◆ **Exercise directions**
Scan the lines and state how many carry "convocan". Leave out everything but the number.

##########

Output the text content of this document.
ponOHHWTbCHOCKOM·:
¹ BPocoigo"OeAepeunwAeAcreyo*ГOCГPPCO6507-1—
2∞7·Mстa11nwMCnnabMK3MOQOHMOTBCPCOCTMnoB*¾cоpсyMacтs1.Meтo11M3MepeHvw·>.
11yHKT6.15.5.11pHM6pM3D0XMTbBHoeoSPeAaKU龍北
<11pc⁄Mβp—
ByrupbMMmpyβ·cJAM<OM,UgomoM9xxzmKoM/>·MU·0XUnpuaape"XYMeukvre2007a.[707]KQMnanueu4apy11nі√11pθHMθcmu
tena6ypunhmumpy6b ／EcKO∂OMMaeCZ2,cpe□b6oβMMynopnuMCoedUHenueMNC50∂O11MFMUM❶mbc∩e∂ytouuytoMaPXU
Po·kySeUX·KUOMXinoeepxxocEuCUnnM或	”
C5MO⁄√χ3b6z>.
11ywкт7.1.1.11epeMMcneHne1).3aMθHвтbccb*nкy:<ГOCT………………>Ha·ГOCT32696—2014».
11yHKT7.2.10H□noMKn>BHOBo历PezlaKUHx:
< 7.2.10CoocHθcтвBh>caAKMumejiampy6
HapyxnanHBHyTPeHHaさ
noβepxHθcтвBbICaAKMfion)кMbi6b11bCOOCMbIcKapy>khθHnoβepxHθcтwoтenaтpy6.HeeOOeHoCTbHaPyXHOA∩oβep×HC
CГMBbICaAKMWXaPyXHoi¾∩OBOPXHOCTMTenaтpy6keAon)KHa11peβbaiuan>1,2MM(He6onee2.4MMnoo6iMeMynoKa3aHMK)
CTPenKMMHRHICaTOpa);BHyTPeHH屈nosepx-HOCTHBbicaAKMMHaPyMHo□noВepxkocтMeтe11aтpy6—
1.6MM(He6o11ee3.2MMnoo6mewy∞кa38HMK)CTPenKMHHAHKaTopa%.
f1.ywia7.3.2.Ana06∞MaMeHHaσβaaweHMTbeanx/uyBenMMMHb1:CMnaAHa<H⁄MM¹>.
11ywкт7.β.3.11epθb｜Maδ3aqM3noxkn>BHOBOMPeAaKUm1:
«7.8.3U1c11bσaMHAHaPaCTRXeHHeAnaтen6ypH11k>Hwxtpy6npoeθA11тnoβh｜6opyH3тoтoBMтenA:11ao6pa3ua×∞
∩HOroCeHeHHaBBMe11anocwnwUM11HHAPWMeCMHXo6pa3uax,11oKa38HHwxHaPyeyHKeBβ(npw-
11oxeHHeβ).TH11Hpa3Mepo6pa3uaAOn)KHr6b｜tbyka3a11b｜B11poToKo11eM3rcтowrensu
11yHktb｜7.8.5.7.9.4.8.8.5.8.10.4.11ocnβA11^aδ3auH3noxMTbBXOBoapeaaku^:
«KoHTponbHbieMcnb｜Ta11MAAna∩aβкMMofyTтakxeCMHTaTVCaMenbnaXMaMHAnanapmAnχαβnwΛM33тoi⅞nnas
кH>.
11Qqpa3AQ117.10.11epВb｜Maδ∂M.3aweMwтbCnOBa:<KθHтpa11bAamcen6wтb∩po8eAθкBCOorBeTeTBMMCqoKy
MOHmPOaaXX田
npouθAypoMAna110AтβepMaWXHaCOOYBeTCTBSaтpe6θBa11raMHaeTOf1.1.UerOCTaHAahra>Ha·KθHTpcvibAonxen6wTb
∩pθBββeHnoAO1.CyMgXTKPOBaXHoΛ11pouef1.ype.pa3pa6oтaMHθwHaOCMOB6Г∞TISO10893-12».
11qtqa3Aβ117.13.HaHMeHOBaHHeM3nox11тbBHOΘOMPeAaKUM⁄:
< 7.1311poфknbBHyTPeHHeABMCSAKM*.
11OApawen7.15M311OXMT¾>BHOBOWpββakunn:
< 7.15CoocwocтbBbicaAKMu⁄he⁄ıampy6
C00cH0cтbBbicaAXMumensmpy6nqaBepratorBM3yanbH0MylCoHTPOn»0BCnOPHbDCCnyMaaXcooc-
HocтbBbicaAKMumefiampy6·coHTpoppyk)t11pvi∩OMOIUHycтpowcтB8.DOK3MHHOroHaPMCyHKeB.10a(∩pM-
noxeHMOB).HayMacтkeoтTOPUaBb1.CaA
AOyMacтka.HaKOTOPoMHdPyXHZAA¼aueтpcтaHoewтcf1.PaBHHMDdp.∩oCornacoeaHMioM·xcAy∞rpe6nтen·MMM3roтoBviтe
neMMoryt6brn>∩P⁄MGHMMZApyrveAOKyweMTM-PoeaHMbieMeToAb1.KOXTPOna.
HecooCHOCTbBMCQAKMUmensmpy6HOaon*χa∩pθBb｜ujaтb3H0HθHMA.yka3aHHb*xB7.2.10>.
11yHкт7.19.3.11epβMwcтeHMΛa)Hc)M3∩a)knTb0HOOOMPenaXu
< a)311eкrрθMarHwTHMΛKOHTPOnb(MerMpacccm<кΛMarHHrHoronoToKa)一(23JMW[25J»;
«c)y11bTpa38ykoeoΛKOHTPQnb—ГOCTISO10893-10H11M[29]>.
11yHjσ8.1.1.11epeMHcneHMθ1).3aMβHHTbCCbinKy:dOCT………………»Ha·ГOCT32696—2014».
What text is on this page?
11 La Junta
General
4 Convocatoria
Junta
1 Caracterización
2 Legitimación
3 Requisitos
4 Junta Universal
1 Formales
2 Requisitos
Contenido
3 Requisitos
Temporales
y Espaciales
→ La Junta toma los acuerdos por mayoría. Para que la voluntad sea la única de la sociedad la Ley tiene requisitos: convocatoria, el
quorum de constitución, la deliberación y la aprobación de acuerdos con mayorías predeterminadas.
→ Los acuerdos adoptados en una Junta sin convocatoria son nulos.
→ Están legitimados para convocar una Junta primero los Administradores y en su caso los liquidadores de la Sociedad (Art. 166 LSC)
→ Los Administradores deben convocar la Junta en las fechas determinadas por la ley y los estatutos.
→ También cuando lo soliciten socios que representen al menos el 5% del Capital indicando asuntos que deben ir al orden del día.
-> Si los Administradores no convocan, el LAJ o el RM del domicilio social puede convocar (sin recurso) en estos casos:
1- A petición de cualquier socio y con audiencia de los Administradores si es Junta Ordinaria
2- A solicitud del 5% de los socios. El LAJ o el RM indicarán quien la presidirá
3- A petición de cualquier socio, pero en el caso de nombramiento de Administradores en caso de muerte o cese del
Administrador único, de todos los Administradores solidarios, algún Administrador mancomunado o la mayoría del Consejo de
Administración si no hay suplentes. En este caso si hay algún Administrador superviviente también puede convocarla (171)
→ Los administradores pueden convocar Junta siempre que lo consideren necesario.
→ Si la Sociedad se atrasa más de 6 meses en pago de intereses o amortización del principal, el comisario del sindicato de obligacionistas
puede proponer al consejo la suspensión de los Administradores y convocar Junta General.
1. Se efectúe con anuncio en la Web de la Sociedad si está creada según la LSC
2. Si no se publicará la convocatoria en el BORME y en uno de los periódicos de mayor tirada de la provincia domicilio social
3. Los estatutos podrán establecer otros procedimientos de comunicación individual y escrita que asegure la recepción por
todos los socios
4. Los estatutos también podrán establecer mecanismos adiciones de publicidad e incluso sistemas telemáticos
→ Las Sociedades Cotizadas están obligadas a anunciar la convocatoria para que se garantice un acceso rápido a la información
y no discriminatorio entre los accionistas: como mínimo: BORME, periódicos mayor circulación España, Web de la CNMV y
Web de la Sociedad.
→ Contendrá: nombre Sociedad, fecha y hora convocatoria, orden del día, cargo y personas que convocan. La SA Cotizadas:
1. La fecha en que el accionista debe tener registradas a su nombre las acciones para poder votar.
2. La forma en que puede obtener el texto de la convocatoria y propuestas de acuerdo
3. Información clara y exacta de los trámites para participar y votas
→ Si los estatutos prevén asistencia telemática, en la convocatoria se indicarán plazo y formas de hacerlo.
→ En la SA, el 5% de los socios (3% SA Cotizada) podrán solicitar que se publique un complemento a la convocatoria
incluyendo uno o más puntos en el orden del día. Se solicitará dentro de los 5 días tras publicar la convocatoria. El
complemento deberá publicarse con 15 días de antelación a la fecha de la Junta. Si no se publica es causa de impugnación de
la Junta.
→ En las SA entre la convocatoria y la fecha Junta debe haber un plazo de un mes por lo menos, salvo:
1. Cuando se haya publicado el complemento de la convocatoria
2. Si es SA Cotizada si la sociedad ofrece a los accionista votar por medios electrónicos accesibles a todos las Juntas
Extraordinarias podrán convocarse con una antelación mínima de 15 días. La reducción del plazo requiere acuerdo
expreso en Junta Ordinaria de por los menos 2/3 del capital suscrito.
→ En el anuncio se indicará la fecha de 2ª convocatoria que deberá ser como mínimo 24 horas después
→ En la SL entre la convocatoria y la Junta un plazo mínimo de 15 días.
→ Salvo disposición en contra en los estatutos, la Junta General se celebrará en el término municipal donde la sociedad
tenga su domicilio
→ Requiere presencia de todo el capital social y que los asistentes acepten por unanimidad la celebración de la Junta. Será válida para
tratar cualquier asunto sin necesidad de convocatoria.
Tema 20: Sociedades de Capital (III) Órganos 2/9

##########

◆ **Completed task**
2